╭──

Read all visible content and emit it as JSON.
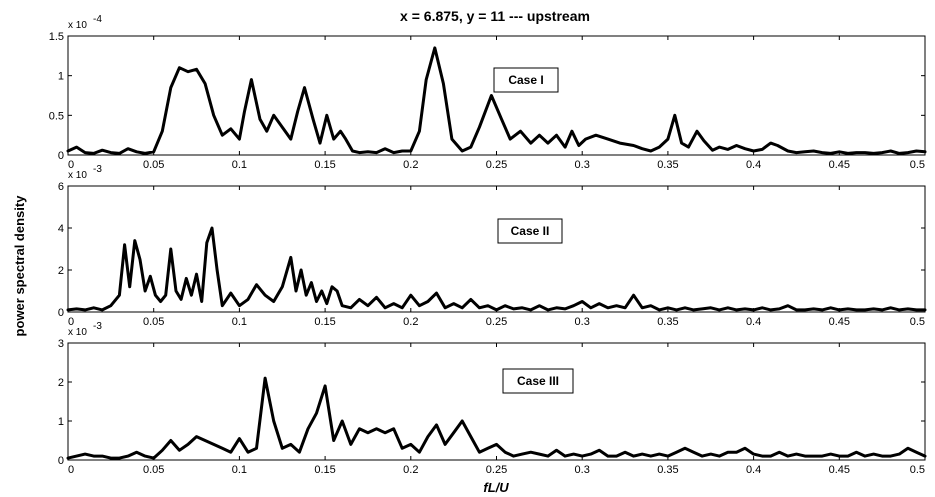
{
  "title": "x = 6.875, y = 11 --- upstream",
  "ylabel": "power spectral density",
  "xlabel": "fL/U",
  "chart_data": [
    {
      "type": "line",
      "annotation": "Case I",
      "exponent_label": "x 10",
      "exponent": "-4",
      "xlim": [
        0,
        0.5
      ],
      "ylim": [
        0,
        1.5
      ],
      "xticks": [
        "0",
        "0.05",
        "0.1",
        "0.15",
        "0.2",
        "0.25",
        "0.3",
        "0.35",
        "0.4",
        "0.45",
        "0.5"
      ],
      "yticks": [
        "0",
        "0.5",
        "1",
        "1.5"
      ],
      "x": [
        0,
        0.005,
        0.01,
        0.015,
        0.02,
        0.025,
        0.03,
        0.035,
        0.04,
        0.045,
        0.05,
        0.055,
        0.06,
        0.065,
        0.07,
        0.075,
        0.08,
        0.085,
        0.09,
        0.095,
        0.1,
        0.103,
        0.107,
        0.112,
        0.116,
        0.12,
        0.125,
        0.13,
        0.134,
        0.138,
        0.143,
        0.147,
        0.151,
        0.155,
        0.159,
        0.162,
        0.166,
        0.17,
        0.175,
        0.18,
        0.185,
        0.19,
        0.195,
        0.2,
        0.205,
        0.209,
        0.214,
        0.219,
        0.224,
        0.23,
        0.235,
        0.24,
        0.247,
        0.253,
        0.258,
        0.264,
        0.27,
        0.275,
        0.28,
        0.285,
        0.29,
        0.294,
        0.298,
        0.302,
        0.308,
        0.315,
        0.322,
        0.33,
        0.335,
        0.34,
        0.345,
        0.35,
        0.354,
        0.358,
        0.362,
        0.367,
        0.371,
        0.376,
        0.38,
        0.385,
        0.39,
        0.395,
        0.4,
        0.405,
        0.41,
        0.414,
        0.42,
        0.425,
        0.43,
        0.435,
        0.44,
        0.445,
        0.45,
        0.455,
        0.46,
        0.465,
        0.47,
        0.475,
        0.48,
        0.485,
        0.49,
        0.495,
        0.5
      ],
      "y": [
        0.05,
        0.1,
        0.03,
        0.02,
        0.06,
        0.03,
        0.02,
        0.08,
        0.04,
        0.02,
        0.04,
        0.3,
        0.85,
        1.1,
        1.05,
        1.08,
        0.9,
        0.5,
        0.25,
        0.33,
        0.2,
        0.55,
        0.95,
        0.45,
        0.3,
        0.5,
        0.35,
        0.2,
        0.55,
        0.85,
        0.45,
        0.15,
        0.5,
        0.2,
        0.3,
        0.2,
        0.05,
        0.03,
        0.04,
        0.03,
        0.08,
        0.03,
        0.05,
        0.05,
        0.3,
        0.95,
        1.35,
        0.9,
        0.2,
        0.05,
        0.1,
        0.35,
        0.75,
        0.45,
        0.2,
        0.3,
        0.15,
        0.25,
        0.15,
        0.25,
        0.1,
        0.3,
        0.12,
        0.2,
        0.25,
        0.2,
        0.15,
        0.12,
        0.08,
        0.05,
        0.1,
        0.2,
        0.5,
        0.15,
        0.1,
        0.3,
        0.18,
        0.06,
        0.1,
        0.07,
        0.12,
        0.08,
        0.05,
        0.07,
        0.15,
        0.12,
        0.05,
        0.03,
        0.04,
        0.05,
        0.03,
        0.02,
        0.04,
        0.02,
        0.03,
        0.03,
        0.02,
        0.03,
        0.05,
        0.02,
        0.03,
        0.05,
        0.04
      ]
    },
    {
      "type": "line",
      "annotation": "Case II",
      "exponent_label": "x 10",
      "exponent": "-3",
      "xlim": [
        0,
        0.5
      ],
      "ylim": [
        0,
        6
      ],
      "xticks": [
        "0",
        "0.05",
        "0.1",
        "0.15",
        "0.2",
        "0.25",
        "0.3",
        "0.35",
        "0.4",
        "0.45",
        "0.5"
      ],
      "yticks": [
        "0",
        "2",
        "4",
        "6"
      ],
      "x": [
        0,
        0.005,
        0.01,
        0.015,
        0.02,
        0.025,
        0.03,
        0.033,
        0.036,
        0.039,
        0.042,
        0.045,
        0.048,
        0.051,
        0.054,
        0.057,
        0.06,
        0.063,
        0.066,
        0.069,
        0.072,
        0.075,
        0.078,
        0.081,
        0.084,
        0.087,
        0.09,
        0.095,
        0.1,
        0.105,
        0.11,
        0.115,
        0.12,
        0.125,
        0.13,
        0.133,
        0.136,
        0.139,
        0.142,
        0.145,
        0.148,
        0.151,
        0.154,
        0.157,
        0.16,
        0.165,
        0.17,
        0.175,
        0.18,
        0.185,
        0.19,
        0.195,
        0.2,
        0.205,
        0.21,
        0.215,
        0.22,
        0.225,
        0.23,
        0.235,
        0.24,
        0.245,
        0.25,
        0.255,
        0.26,
        0.265,
        0.27,
        0.275,
        0.28,
        0.285,
        0.29,
        0.295,
        0.3,
        0.305,
        0.31,
        0.315,
        0.32,
        0.325,
        0.33,
        0.335,
        0.34,
        0.345,
        0.35,
        0.355,
        0.36,
        0.365,
        0.37,
        0.375,
        0.38,
        0.385,
        0.39,
        0.395,
        0.4,
        0.405,
        0.41,
        0.415,
        0.42,
        0.425,
        0.43,
        0.435,
        0.44,
        0.445,
        0.45,
        0.455,
        0.46,
        0.465,
        0.47,
        0.475,
        0.48,
        0.485,
        0.49,
        0.495,
        0.5
      ],
      "y": [
        0.1,
        0.15,
        0.1,
        0.2,
        0.1,
        0.3,
        0.8,
        3.2,
        1.2,
        3.4,
        2.5,
        1.0,
        1.7,
        0.8,
        0.5,
        0.8,
        3.0,
        1.0,
        0.6,
        1.6,
        0.8,
        1.8,
        0.5,
        3.3,
        4.0,
        2.0,
        0.3,
        0.9,
        0.3,
        0.6,
        1.3,
        0.8,
        0.5,
        1.2,
        2.6,
        1.0,
        2.0,
        0.8,
        1.4,
        0.5,
        1.0,
        0.4,
        1.2,
        1.0,
        0.3,
        0.2,
        0.6,
        0.3,
        0.7,
        0.2,
        0.4,
        0.2,
        0.8,
        0.3,
        0.5,
        0.9,
        0.2,
        0.4,
        0.2,
        0.6,
        0.2,
        0.3,
        0.1,
        0.3,
        0.15,
        0.2,
        0.1,
        0.3,
        0.1,
        0.2,
        0.15,
        0.3,
        0.5,
        0.2,
        0.4,
        0.2,
        0.3,
        0.2,
        0.8,
        0.2,
        0.3,
        0.1,
        0.2,
        0.1,
        0.2,
        0.1,
        0.15,
        0.2,
        0.1,
        0.2,
        0.1,
        0.15,
        0.1,
        0.2,
        0.1,
        0.15,
        0.3,
        0.1,
        0.1,
        0.15,
        0.1,
        0.2,
        0.1,
        0.15,
        0.1,
        0.1,
        0.15,
        0.1,
        0.2,
        0.1,
        0.15,
        0.1,
        0.1
      ]
    },
    {
      "type": "line",
      "annotation": "Case III",
      "exponent_label": "x 10",
      "exponent": "-3",
      "xlim": [
        0,
        0.5
      ],
      "ylim": [
        0,
        3
      ],
      "xticks": [
        "0",
        "0.05",
        "0.1",
        "0.15",
        "0.2",
        "0.25",
        "0.3",
        "0.35",
        "0.4",
        "0.45",
        "0.5"
      ],
      "yticks": [
        "0",
        "1",
        "2",
        "3"
      ],
      "x": [
        0,
        0.005,
        0.01,
        0.015,
        0.02,
        0.025,
        0.03,
        0.035,
        0.04,
        0.045,
        0.05,
        0.055,
        0.06,
        0.065,
        0.07,
        0.075,
        0.08,
        0.085,
        0.09,
        0.095,
        0.1,
        0.105,
        0.11,
        0.115,
        0.12,
        0.125,
        0.13,
        0.135,
        0.14,
        0.145,
        0.15,
        0.155,
        0.16,
        0.165,
        0.17,
        0.175,
        0.18,
        0.185,
        0.19,
        0.195,
        0.2,
        0.205,
        0.21,
        0.215,
        0.22,
        0.225,
        0.23,
        0.235,
        0.24,
        0.245,
        0.25,
        0.255,
        0.26,
        0.265,
        0.27,
        0.275,
        0.28,
        0.285,
        0.29,
        0.295,
        0.3,
        0.305,
        0.31,
        0.315,
        0.32,
        0.325,
        0.33,
        0.335,
        0.34,
        0.345,
        0.35,
        0.355,
        0.36,
        0.365,
        0.37,
        0.375,
        0.38,
        0.385,
        0.39,
        0.395,
        0.4,
        0.405,
        0.41,
        0.415,
        0.42,
        0.425,
        0.43,
        0.435,
        0.44,
        0.445,
        0.45,
        0.455,
        0.46,
        0.465,
        0.47,
        0.475,
        0.48,
        0.485,
        0.49,
        0.495,
        0.5
      ],
      "y": [
        0.05,
        0.1,
        0.15,
        0.1,
        0.1,
        0.05,
        0.05,
        0.1,
        0.2,
        0.1,
        0.05,
        0.25,
        0.5,
        0.25,
        0.4,
        0.6,
        0.5,
        0.4,
        0.3,
        0.2,
        0.55,
        0.2,
        0.3,
        2.1,
        1.0,
        0.3,
        0.4,
        0.2,
        0.8,
        1.2,
        1.9,
        0.5,
        1.0,
        0.4,
        0.8,
        0.7,
        0.8,
        0.7,
        0.8,
        0.3,
        0.4,
        0.2,
        0.6,
        0.9,
        0.4,
        0.7,
        1.0,
        0.6,
        0.2,
        0.3,
        0.4,
        0.2,
        0.1,
        0.15,
        0.2,
        0.15,
        0.1,
        0.25,
        0.1,
        0.15,
        0.1,
        0.15,
        0.25,
        0.1,
        0.1,
        0.2,
        0.1,
        0.15,
        0.1,
        0.15,
        0.1,
        0.2,
        0.3,
        0.2,
        0.1,
        0.15,
        0.1,
        0.2,
        0.2,
        0.3,
        0.15,
        0.1,
        0.1,
        0.2,
        0.1,
        0.15,
        0.1,
        0.1,
        0.1,
        0.15,
        0.1,
        0.1,
        0.2,
        0.1,
        0.15,
        0.1,
        0.1,
        0.15,
        0.3,
        0.2,
        0.1
      ]
    }
  ]
}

╰──

* **TASK PROMPT**: Return every line holding the word "annotation" from the records.

* **FINISHED ANSWER**:
      "annotation": "Case I",
      "annotation": "Case II",
      "annotation": "Case III",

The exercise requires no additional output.